* **What you need to do**
Pull out every line containing the string "color".
━━━━━━━━━━━━━━━━━━━━━━━━━━━━━━
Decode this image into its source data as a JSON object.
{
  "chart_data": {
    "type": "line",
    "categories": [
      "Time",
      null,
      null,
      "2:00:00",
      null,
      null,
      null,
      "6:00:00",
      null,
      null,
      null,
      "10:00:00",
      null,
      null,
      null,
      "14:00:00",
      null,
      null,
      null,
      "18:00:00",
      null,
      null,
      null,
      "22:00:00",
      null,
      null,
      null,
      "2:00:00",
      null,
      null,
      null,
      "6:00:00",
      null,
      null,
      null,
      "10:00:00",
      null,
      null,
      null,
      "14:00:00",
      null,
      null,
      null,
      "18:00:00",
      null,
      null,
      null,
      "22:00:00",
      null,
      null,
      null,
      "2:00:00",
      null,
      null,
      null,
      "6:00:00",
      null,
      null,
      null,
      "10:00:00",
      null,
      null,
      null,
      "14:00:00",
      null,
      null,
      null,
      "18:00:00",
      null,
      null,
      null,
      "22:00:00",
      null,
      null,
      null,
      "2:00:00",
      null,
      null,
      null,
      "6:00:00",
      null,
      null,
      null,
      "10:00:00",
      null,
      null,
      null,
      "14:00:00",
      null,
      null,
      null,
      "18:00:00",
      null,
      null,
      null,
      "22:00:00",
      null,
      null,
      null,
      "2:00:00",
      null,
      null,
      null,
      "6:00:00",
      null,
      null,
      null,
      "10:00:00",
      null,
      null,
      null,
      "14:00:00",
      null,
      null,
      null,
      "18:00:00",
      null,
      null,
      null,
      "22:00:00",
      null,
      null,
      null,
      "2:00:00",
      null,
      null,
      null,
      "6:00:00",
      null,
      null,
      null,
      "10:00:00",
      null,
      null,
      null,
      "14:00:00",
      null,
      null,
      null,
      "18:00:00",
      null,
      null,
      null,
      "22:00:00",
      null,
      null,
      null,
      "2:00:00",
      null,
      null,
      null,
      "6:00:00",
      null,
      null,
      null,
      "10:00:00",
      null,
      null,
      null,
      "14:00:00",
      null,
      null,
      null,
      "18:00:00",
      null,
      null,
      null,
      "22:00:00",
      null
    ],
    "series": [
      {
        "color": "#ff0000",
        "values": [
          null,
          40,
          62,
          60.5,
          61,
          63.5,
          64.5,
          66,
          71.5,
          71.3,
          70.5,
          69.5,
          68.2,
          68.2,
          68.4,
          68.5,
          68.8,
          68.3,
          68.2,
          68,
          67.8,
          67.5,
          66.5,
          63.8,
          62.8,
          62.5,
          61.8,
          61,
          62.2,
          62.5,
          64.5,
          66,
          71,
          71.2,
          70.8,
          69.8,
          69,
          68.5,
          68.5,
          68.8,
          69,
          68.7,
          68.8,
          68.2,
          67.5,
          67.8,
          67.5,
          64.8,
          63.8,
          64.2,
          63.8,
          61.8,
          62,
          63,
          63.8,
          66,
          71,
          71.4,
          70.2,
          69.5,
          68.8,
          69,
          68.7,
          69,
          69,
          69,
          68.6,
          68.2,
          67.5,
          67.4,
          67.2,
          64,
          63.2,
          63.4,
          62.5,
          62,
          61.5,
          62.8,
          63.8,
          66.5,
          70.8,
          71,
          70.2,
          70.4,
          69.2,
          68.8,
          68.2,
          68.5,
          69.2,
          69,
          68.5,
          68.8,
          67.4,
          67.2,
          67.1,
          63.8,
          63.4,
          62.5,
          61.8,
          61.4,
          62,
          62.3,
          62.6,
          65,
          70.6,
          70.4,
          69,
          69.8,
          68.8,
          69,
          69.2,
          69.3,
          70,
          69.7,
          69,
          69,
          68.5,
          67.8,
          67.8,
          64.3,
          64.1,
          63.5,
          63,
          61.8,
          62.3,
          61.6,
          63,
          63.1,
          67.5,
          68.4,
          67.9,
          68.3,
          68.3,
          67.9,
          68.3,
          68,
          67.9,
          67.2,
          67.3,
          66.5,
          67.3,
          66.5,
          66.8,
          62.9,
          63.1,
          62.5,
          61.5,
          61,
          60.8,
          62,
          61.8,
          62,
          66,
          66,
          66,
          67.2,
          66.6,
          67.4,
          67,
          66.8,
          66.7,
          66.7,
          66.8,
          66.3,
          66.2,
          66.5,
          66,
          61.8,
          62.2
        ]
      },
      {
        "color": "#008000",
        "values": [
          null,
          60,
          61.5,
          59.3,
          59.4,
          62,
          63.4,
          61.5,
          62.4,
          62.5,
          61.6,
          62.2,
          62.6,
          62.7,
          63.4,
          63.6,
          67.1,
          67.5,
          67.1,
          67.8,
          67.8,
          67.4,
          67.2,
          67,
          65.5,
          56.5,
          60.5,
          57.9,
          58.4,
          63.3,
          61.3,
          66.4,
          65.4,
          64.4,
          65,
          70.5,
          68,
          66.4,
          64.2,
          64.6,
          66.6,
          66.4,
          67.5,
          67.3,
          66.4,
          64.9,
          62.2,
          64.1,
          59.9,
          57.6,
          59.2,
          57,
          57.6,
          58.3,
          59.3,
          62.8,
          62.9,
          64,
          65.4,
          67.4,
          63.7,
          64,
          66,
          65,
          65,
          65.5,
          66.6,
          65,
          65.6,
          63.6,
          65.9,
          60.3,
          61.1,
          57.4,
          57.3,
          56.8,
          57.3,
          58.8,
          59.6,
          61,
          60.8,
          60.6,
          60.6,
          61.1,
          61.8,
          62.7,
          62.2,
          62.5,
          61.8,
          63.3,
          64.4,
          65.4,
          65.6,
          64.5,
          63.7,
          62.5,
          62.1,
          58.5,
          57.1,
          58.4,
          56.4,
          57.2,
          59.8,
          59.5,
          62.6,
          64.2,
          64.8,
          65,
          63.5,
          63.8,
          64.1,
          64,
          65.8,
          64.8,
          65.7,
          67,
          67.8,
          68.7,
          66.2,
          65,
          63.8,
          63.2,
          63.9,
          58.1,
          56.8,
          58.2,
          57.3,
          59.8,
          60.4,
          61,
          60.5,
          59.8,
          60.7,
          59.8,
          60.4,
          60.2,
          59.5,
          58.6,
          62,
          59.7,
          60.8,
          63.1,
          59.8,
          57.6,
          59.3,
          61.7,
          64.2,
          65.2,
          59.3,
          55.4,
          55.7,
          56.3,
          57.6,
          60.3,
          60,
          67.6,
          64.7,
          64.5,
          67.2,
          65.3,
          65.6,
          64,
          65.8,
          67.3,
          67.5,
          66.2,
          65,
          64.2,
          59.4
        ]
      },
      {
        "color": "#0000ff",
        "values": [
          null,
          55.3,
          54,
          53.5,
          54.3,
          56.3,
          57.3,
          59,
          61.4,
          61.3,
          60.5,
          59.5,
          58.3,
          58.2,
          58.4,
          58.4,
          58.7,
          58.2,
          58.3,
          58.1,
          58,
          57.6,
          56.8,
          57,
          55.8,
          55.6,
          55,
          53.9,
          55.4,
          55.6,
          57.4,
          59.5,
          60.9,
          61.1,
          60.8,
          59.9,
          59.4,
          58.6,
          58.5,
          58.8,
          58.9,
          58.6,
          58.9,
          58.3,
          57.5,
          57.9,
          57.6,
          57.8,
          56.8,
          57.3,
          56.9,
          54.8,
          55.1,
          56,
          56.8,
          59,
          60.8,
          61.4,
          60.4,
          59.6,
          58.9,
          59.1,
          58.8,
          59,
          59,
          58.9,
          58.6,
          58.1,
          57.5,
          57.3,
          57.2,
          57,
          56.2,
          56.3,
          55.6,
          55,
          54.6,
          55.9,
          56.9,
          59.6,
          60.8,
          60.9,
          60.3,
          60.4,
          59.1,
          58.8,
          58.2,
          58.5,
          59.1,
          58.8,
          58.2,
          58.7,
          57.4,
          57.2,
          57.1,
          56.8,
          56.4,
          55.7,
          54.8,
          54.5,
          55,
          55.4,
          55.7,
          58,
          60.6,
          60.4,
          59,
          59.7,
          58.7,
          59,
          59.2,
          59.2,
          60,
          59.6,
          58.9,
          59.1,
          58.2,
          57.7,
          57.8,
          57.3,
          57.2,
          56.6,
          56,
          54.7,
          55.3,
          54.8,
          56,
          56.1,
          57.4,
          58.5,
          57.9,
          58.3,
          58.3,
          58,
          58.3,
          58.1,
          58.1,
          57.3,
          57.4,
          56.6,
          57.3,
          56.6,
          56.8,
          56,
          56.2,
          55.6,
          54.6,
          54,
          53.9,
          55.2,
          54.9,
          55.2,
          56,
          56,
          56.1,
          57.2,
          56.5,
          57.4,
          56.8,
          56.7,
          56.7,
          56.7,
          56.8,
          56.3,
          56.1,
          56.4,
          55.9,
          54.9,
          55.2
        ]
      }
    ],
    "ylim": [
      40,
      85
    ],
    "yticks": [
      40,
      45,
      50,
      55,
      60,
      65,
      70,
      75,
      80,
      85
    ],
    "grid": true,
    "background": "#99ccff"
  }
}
━━━━━━━━━━━━━━━━━━━━━━━━━━━━━━
* **Result of this task**
        "color": "#ff0000",
        "color": "#008000",
        "color": "#0000ff",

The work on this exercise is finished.